## Text content records for pages
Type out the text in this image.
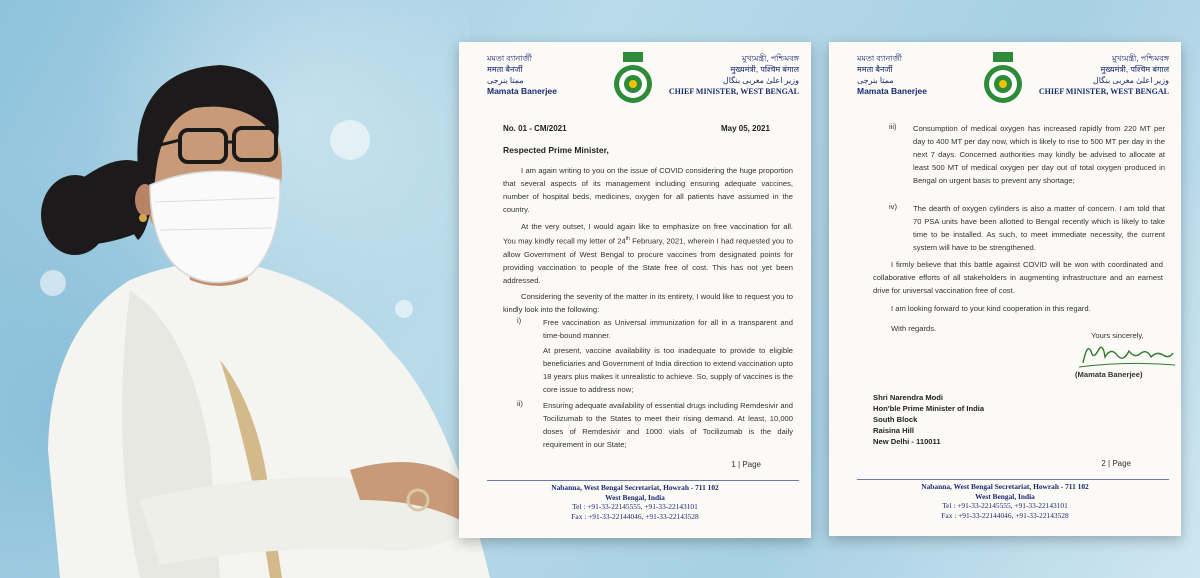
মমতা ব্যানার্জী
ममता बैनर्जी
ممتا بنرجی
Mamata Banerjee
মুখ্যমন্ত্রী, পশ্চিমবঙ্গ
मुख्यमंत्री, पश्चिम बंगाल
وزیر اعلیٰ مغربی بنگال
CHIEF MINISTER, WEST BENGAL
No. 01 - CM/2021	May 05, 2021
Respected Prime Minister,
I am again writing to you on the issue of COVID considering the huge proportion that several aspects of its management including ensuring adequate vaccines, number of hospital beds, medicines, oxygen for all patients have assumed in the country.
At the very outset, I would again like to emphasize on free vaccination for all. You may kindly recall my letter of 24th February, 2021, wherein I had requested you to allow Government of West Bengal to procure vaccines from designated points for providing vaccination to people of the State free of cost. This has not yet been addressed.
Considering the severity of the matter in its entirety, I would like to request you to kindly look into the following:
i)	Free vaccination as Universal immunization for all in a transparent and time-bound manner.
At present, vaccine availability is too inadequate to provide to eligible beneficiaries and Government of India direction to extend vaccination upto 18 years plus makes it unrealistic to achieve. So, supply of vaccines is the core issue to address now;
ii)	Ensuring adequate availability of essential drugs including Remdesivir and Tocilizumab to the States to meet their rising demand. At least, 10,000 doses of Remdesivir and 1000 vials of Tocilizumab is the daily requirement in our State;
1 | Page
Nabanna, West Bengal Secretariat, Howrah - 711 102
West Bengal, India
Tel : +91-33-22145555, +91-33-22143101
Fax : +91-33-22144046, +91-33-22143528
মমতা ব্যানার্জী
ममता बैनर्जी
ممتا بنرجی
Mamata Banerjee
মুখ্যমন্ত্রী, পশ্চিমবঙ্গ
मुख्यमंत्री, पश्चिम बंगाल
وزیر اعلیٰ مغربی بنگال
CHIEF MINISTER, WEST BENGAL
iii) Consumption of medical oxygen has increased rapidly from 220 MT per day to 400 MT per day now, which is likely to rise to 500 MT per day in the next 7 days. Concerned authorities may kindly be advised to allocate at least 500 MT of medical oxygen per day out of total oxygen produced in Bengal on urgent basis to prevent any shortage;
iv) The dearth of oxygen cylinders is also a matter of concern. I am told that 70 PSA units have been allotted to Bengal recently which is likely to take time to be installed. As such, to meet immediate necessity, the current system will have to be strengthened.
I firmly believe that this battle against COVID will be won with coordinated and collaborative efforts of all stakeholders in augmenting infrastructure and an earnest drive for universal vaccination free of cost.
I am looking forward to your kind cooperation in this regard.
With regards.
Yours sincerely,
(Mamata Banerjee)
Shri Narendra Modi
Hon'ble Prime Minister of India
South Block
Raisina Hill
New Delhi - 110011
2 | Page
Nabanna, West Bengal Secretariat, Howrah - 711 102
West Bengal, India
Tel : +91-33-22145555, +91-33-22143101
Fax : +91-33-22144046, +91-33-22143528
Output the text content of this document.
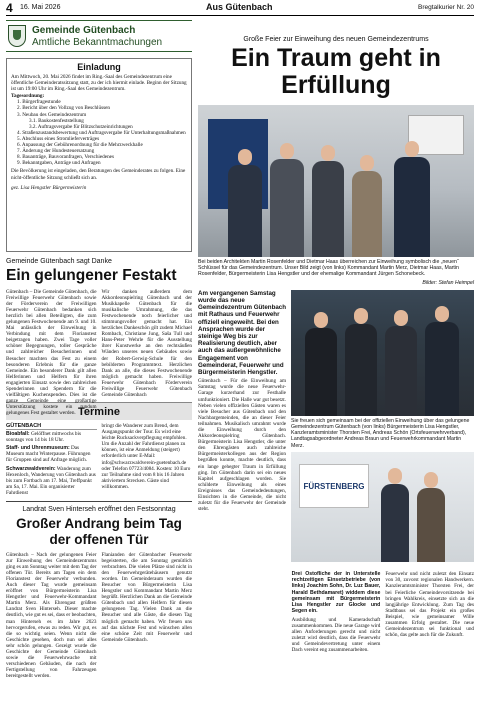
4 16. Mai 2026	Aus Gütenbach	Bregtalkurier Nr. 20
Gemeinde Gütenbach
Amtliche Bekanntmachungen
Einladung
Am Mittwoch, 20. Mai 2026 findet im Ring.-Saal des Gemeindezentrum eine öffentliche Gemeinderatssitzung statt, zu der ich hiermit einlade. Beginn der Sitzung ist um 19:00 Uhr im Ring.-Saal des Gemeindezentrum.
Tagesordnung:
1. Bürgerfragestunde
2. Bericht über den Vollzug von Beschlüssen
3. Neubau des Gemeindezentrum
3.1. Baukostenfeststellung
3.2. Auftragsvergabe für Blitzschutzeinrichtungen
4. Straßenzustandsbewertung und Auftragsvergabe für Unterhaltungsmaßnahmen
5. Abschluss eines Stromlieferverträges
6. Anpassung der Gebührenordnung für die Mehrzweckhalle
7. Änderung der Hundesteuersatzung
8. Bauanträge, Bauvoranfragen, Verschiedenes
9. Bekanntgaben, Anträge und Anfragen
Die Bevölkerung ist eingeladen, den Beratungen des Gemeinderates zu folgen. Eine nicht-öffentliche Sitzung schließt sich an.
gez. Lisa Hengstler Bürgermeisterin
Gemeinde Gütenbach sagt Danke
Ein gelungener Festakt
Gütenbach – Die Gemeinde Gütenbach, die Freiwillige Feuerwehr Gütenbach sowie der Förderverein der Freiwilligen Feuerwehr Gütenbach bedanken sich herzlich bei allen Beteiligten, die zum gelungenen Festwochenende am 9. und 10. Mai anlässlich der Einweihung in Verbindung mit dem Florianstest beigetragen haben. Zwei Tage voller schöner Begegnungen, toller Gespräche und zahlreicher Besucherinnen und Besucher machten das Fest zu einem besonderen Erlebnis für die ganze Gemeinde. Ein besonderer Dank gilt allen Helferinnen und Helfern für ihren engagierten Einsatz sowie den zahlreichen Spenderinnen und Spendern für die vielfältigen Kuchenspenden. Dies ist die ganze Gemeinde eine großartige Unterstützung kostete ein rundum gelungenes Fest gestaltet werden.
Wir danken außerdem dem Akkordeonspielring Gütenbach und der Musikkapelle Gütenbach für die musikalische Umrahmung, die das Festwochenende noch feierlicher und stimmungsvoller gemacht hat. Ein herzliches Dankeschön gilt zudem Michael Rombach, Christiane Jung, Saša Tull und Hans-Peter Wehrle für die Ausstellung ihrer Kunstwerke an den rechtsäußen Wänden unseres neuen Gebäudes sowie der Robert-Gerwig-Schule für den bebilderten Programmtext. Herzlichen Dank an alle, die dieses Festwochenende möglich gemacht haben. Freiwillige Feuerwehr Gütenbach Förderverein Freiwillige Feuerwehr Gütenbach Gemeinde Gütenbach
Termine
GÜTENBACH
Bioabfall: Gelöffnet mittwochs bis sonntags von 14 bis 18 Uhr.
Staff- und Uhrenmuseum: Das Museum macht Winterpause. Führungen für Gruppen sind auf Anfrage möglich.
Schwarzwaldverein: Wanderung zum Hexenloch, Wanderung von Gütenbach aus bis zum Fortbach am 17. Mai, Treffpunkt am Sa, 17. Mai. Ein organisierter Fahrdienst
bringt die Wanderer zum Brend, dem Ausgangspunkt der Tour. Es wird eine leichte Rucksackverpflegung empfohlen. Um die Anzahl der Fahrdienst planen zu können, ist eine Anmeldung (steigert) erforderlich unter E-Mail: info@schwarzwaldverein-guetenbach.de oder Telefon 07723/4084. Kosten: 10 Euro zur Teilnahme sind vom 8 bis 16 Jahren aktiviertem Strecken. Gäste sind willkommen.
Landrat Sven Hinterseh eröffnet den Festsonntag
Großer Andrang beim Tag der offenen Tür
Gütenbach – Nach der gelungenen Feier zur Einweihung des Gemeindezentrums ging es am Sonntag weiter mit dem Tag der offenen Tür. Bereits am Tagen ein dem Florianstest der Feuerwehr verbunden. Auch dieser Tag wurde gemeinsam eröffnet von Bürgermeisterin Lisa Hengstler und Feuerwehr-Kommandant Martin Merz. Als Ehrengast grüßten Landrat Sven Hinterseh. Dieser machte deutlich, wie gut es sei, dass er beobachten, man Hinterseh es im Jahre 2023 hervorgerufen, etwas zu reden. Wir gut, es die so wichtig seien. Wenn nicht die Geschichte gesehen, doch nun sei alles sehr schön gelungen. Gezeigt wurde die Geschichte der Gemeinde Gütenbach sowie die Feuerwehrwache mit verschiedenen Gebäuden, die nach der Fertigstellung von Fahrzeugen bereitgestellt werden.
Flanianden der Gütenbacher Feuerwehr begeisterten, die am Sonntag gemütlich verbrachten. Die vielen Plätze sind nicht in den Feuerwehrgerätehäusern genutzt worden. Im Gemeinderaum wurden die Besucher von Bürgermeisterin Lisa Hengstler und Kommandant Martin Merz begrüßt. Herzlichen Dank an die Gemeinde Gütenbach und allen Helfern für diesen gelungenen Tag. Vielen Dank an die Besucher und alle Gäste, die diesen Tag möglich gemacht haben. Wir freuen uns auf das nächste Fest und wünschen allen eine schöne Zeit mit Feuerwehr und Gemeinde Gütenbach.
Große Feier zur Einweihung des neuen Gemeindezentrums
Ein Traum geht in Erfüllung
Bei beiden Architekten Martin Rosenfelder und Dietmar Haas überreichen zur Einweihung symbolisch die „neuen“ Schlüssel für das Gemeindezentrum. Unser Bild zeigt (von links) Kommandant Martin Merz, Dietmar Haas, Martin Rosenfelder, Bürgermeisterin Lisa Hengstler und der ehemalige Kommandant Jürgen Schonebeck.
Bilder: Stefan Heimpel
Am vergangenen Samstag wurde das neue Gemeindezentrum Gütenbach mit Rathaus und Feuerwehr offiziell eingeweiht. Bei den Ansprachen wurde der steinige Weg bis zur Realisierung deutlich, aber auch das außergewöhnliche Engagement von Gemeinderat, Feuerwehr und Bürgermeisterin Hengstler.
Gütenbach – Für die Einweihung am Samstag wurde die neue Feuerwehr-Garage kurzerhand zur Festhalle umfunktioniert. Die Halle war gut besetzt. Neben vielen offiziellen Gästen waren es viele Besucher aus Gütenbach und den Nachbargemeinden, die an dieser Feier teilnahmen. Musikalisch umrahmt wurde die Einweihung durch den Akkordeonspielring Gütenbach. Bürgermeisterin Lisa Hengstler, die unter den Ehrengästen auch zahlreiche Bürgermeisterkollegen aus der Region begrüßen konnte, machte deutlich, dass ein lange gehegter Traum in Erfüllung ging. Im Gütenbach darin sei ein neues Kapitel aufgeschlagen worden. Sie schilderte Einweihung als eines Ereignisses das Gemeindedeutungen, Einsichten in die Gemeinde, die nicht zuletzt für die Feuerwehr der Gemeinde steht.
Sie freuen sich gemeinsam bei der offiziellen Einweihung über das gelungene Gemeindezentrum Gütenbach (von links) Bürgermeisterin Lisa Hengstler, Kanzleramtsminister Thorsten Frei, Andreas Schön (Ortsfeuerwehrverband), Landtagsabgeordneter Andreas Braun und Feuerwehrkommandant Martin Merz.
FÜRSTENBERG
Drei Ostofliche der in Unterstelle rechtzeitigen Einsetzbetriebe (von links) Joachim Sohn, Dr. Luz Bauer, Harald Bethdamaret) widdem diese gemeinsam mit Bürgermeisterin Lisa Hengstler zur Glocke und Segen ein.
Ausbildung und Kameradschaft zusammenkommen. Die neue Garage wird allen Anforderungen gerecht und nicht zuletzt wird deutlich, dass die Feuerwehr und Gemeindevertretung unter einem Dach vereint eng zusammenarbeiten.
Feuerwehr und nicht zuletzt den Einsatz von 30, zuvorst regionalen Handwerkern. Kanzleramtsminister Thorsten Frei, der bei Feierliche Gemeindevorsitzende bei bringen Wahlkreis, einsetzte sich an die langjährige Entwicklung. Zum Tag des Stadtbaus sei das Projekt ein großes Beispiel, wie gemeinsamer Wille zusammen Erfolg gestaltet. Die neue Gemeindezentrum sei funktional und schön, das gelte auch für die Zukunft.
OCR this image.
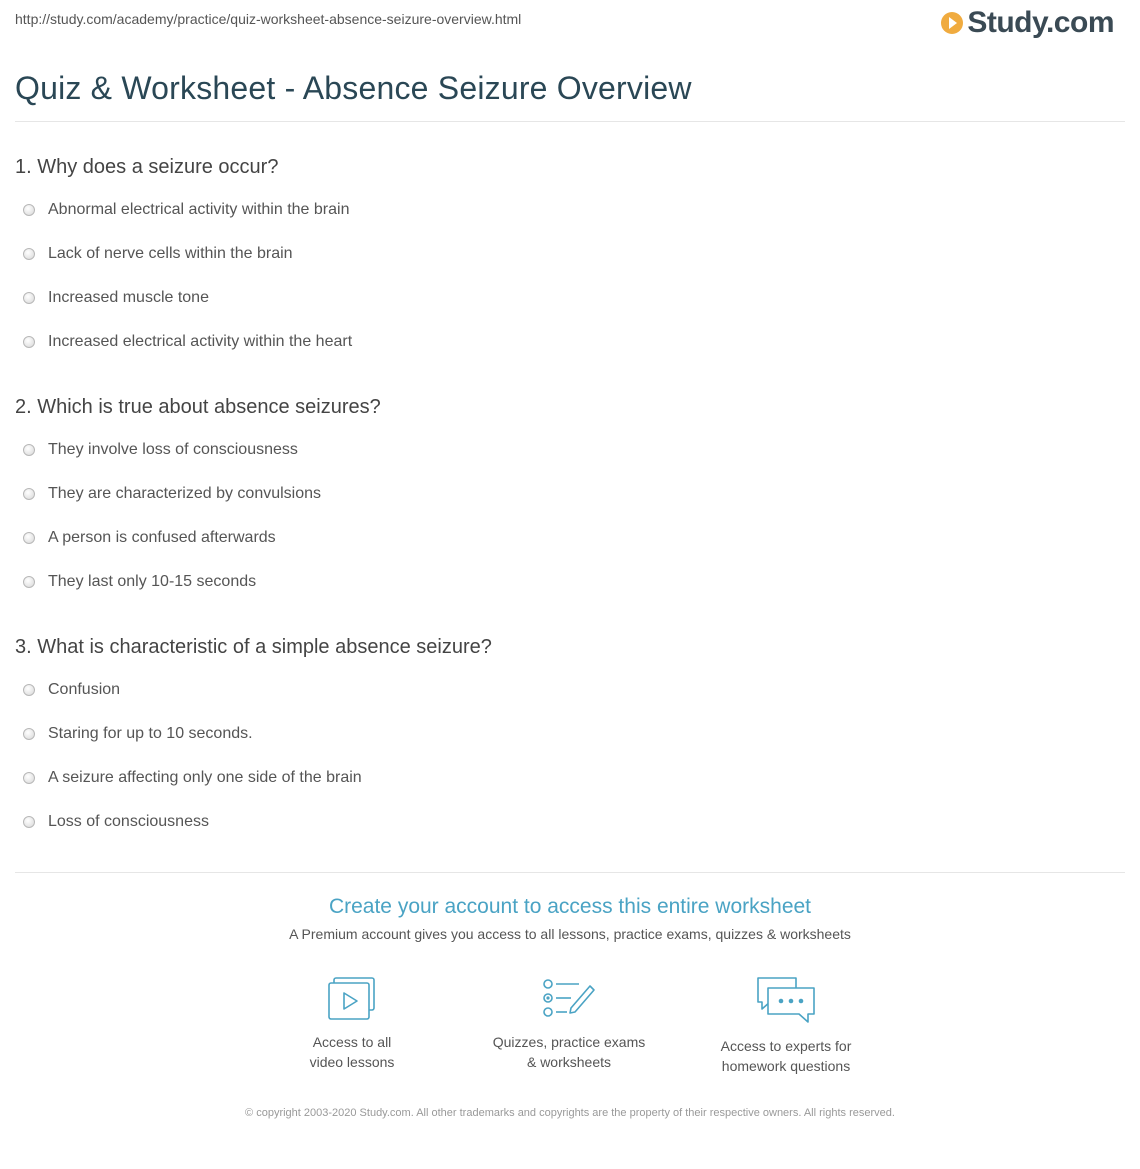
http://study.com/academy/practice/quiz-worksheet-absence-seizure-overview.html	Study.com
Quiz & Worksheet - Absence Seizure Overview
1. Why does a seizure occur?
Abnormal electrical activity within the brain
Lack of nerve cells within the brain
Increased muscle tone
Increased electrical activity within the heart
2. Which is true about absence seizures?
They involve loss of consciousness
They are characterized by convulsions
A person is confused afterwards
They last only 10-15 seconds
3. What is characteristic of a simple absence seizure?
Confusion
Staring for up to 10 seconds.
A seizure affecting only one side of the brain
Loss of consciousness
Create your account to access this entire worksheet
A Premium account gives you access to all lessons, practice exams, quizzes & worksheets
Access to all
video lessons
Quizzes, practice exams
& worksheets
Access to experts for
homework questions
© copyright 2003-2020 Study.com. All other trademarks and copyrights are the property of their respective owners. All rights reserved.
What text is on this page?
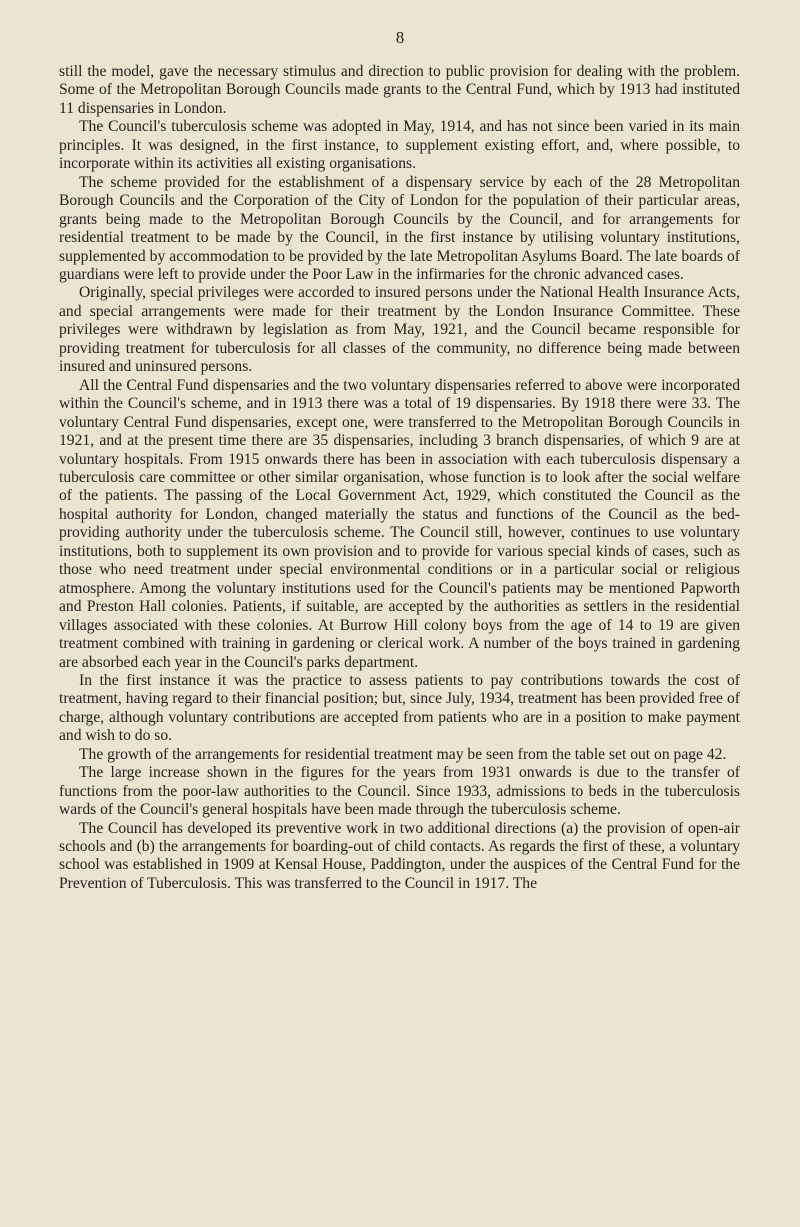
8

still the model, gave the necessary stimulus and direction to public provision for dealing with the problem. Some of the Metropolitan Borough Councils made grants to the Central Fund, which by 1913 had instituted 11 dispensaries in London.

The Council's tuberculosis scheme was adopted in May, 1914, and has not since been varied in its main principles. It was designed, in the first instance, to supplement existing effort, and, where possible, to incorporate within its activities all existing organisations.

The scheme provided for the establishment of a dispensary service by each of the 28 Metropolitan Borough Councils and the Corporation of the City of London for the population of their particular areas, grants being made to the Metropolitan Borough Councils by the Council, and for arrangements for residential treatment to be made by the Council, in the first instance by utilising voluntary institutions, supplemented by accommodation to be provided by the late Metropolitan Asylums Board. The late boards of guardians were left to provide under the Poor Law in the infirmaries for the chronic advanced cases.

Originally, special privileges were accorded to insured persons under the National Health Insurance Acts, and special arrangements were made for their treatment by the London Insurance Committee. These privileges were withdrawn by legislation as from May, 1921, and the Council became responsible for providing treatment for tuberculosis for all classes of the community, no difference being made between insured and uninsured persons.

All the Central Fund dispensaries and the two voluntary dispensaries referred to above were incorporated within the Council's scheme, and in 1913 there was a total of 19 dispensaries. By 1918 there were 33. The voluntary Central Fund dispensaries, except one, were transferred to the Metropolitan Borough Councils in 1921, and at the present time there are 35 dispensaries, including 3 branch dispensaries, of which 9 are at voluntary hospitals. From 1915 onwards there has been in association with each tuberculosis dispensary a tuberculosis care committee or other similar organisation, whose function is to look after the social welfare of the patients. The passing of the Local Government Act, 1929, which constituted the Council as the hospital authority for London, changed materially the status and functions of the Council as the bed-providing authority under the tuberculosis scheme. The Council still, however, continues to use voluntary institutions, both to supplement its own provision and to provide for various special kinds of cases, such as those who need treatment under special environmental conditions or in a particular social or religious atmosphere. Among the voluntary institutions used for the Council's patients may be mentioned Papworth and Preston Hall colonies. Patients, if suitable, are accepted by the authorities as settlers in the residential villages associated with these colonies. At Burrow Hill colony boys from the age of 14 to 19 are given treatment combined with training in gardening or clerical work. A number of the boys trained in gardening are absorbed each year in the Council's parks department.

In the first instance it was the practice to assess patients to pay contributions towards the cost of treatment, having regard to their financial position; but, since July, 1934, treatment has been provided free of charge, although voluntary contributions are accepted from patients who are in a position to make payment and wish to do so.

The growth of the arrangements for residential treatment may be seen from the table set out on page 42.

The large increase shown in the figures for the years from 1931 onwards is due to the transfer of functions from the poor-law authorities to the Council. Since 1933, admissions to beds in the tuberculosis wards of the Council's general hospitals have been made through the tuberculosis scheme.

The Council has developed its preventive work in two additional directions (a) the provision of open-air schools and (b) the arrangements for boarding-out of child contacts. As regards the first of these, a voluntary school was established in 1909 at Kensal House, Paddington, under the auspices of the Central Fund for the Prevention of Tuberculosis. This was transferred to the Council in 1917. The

## EXERCISE AIM
Pull every line containing "electrical" out of the data above.

## RESULT BELOW
Abnormal electrical activity within the brain
Increased electrical activity within the heart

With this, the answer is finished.